Data supplied:
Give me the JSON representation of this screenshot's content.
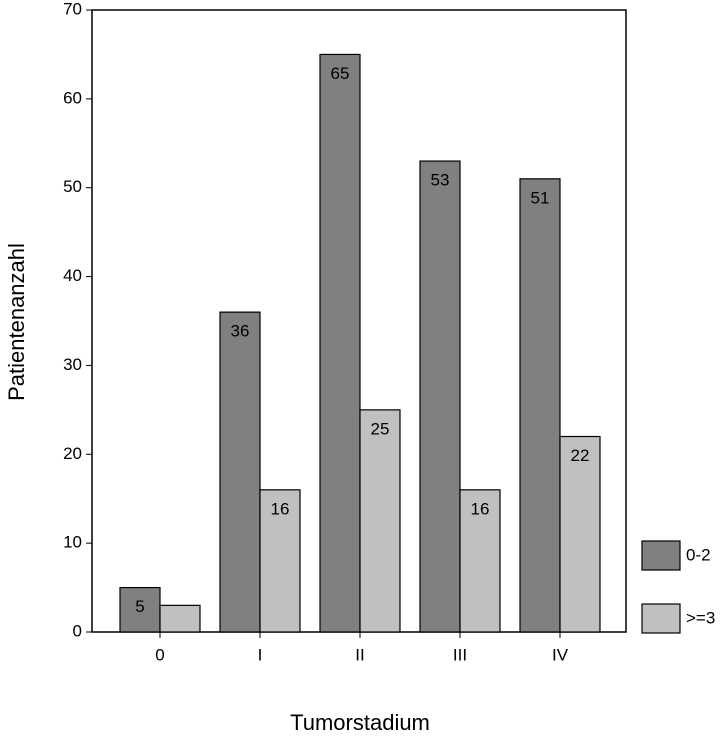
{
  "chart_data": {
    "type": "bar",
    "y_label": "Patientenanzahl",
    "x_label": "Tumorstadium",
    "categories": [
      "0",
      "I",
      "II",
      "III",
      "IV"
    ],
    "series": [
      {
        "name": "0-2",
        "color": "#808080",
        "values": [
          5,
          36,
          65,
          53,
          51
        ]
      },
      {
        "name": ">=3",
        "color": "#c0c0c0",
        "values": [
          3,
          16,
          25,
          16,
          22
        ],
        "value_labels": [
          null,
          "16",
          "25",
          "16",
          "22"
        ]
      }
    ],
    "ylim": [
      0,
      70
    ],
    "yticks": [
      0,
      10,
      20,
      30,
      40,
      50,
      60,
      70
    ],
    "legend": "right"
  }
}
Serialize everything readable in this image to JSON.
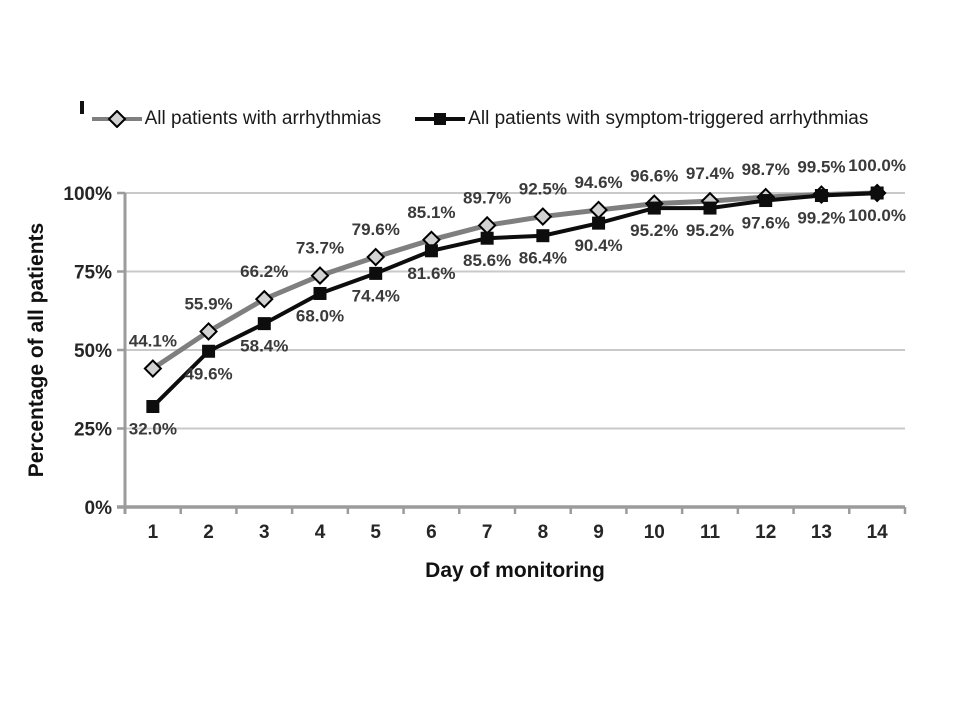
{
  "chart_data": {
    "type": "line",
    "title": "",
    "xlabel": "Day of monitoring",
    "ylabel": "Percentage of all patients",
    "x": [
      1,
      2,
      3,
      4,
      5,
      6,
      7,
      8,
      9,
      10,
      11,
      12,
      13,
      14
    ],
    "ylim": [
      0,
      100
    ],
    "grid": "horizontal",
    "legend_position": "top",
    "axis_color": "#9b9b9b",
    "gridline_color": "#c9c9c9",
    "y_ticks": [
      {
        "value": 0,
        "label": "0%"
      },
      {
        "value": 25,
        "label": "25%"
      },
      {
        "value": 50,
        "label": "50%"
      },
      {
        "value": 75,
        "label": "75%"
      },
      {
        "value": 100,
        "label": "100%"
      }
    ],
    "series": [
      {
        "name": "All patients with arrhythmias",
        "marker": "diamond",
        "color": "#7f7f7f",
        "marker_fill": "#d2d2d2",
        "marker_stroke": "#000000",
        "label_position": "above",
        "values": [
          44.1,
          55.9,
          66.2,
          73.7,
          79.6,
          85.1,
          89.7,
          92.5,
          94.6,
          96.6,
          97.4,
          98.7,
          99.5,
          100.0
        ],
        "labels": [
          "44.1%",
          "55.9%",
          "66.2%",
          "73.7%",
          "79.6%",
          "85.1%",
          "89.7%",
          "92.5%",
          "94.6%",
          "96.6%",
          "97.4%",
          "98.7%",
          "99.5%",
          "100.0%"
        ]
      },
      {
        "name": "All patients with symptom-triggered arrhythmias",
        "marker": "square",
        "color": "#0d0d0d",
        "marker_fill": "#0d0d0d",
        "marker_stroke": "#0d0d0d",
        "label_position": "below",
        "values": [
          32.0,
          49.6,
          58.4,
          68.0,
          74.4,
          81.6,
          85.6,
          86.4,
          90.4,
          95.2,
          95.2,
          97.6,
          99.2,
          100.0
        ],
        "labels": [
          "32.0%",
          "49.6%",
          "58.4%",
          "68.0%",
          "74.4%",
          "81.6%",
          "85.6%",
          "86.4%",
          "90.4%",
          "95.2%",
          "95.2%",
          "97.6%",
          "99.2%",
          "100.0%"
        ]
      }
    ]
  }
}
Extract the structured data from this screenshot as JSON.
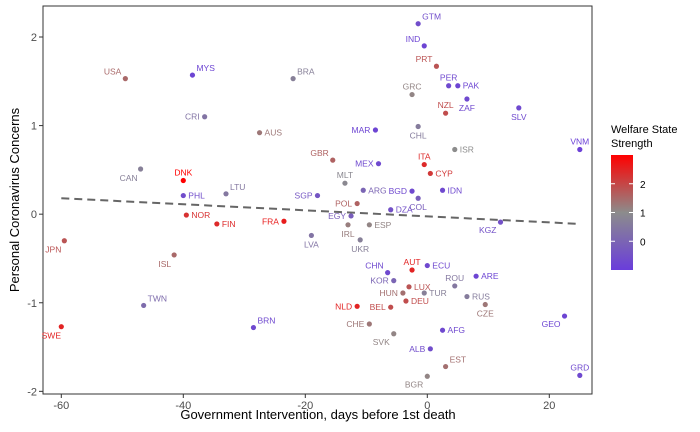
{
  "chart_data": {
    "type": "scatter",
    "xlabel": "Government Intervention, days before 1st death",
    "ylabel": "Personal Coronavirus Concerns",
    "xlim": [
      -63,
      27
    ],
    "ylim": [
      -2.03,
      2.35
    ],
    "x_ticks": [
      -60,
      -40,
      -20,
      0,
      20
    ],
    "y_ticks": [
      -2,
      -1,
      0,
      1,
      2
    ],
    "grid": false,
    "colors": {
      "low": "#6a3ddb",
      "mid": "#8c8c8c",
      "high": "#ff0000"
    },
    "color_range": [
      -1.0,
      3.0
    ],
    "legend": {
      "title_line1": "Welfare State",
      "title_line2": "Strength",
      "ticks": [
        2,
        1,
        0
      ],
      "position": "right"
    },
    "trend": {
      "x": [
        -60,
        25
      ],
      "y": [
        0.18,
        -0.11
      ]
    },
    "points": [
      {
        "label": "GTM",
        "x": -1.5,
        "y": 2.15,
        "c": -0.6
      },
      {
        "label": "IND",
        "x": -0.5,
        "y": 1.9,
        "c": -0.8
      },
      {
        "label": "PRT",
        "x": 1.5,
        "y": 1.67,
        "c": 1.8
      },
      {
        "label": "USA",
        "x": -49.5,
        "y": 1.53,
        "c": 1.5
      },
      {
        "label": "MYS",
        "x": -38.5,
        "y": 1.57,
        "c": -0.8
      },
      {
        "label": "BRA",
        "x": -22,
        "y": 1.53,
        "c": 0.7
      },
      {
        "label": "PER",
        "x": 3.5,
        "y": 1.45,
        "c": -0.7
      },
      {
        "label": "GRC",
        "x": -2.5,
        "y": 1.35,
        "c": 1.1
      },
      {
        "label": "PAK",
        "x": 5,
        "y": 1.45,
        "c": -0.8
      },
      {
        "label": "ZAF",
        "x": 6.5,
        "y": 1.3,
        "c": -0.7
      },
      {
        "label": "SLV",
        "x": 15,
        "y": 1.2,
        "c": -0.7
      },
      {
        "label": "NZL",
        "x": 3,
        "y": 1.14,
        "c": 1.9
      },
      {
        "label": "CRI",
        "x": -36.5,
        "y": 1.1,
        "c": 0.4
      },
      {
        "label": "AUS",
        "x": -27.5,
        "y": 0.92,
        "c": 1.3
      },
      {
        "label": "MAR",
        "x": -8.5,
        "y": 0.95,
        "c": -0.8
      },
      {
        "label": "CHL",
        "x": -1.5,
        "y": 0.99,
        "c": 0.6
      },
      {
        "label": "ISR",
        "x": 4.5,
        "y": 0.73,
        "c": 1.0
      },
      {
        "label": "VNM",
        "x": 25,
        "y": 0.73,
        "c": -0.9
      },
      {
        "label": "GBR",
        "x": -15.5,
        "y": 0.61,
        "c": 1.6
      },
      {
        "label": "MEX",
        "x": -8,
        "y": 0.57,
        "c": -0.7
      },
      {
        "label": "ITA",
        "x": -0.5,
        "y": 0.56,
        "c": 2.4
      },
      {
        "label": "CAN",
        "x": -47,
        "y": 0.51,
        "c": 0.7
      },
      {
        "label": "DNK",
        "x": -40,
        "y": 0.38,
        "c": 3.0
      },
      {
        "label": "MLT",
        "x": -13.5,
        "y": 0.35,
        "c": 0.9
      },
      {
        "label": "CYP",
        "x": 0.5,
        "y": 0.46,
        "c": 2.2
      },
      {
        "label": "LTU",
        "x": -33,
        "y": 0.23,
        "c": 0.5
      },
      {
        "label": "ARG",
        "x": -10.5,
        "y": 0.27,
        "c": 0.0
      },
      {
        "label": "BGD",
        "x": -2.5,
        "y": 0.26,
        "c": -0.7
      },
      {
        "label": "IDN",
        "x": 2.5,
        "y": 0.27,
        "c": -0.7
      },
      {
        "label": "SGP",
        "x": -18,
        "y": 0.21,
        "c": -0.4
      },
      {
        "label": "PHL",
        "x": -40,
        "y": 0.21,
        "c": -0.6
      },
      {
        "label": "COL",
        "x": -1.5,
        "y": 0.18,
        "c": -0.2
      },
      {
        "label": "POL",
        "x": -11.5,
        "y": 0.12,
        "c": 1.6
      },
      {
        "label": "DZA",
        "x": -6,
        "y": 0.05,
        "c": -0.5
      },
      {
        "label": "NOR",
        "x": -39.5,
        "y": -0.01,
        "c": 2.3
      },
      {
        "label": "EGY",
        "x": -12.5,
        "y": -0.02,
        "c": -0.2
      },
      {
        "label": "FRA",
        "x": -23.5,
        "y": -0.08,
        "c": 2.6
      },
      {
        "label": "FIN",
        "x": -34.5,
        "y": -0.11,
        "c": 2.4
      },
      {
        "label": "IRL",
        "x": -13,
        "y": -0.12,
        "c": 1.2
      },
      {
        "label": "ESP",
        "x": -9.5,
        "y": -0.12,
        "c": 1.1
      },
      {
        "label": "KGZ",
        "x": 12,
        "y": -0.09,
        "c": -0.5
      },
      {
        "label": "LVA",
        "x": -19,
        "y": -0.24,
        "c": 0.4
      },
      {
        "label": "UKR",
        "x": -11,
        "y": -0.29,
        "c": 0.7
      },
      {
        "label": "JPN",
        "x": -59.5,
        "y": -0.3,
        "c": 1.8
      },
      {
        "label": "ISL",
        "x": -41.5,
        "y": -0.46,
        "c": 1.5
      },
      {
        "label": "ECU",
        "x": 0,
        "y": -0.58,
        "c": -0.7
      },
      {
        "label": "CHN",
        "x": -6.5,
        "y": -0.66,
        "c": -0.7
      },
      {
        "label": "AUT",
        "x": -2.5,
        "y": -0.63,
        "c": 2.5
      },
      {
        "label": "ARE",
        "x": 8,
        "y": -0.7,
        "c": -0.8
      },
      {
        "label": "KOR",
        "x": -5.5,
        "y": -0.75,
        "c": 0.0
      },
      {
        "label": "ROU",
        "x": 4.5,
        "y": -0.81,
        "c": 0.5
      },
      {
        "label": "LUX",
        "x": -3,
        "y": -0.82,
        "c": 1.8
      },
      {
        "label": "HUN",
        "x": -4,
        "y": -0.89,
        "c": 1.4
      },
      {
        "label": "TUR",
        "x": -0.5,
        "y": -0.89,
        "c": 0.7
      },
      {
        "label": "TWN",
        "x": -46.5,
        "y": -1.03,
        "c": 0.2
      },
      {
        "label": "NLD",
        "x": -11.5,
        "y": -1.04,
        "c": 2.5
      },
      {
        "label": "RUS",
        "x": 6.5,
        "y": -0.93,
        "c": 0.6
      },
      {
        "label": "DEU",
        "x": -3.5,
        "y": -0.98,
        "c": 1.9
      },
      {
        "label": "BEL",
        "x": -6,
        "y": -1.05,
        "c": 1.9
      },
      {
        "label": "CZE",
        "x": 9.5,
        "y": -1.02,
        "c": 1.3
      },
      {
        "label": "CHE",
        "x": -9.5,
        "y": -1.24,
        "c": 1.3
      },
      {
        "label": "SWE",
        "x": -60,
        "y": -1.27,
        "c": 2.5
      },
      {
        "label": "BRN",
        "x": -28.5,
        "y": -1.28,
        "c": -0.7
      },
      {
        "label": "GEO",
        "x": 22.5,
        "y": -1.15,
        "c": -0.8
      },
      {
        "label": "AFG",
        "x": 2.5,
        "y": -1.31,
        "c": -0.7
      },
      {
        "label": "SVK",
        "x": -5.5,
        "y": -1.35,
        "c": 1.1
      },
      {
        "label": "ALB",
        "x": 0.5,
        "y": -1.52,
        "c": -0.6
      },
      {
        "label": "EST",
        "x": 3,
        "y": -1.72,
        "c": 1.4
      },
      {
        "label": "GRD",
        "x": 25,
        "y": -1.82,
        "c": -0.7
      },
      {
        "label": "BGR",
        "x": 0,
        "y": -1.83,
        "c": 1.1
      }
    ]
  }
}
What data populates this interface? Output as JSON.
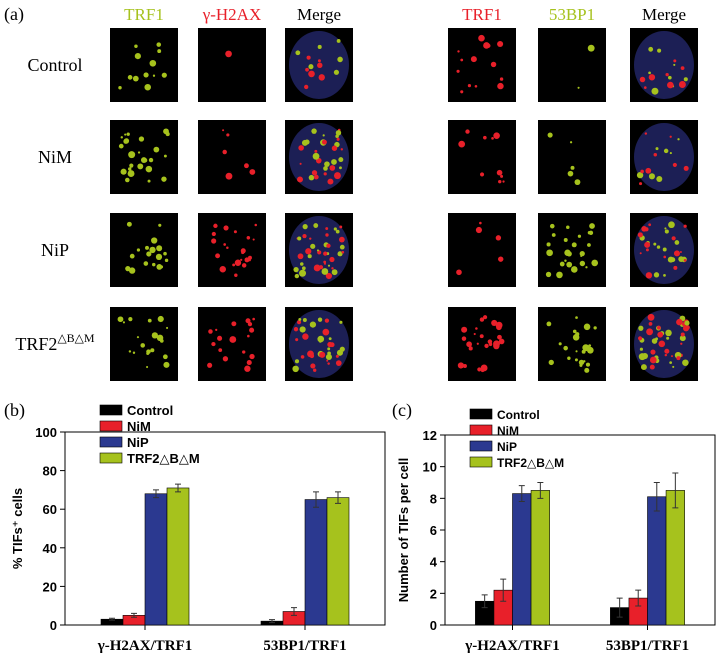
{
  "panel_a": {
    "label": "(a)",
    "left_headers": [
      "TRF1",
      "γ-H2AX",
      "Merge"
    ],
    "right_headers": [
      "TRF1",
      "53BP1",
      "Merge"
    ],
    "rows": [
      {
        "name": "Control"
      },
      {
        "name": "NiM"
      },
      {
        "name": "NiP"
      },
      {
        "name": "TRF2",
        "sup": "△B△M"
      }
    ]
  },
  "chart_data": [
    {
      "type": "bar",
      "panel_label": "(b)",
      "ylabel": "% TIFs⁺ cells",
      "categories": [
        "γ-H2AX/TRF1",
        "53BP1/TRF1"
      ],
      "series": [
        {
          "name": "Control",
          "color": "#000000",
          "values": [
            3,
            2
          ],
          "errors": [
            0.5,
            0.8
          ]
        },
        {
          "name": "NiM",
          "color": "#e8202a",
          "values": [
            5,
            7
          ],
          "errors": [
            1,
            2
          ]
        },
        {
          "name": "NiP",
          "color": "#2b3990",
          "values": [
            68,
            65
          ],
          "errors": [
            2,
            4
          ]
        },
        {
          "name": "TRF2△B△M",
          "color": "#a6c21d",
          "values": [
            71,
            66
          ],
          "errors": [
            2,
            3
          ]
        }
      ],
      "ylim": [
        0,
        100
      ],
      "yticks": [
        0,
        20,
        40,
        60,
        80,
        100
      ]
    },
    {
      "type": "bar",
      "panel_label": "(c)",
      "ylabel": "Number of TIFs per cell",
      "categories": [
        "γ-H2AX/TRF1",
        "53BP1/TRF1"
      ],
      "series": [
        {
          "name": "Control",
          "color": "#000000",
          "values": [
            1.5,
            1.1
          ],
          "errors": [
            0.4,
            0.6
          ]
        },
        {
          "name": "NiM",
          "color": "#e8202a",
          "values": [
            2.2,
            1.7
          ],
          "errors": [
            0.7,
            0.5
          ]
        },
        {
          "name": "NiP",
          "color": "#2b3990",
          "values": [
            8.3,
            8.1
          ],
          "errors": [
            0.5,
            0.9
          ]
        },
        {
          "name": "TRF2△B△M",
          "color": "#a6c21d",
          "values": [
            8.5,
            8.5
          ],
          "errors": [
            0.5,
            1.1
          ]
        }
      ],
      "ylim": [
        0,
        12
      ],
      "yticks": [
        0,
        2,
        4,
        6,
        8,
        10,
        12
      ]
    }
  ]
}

Problem requirements:
Go through the records line by line and give the number of lines with the string "type" in them, stating nothing else.

Exercise output:
5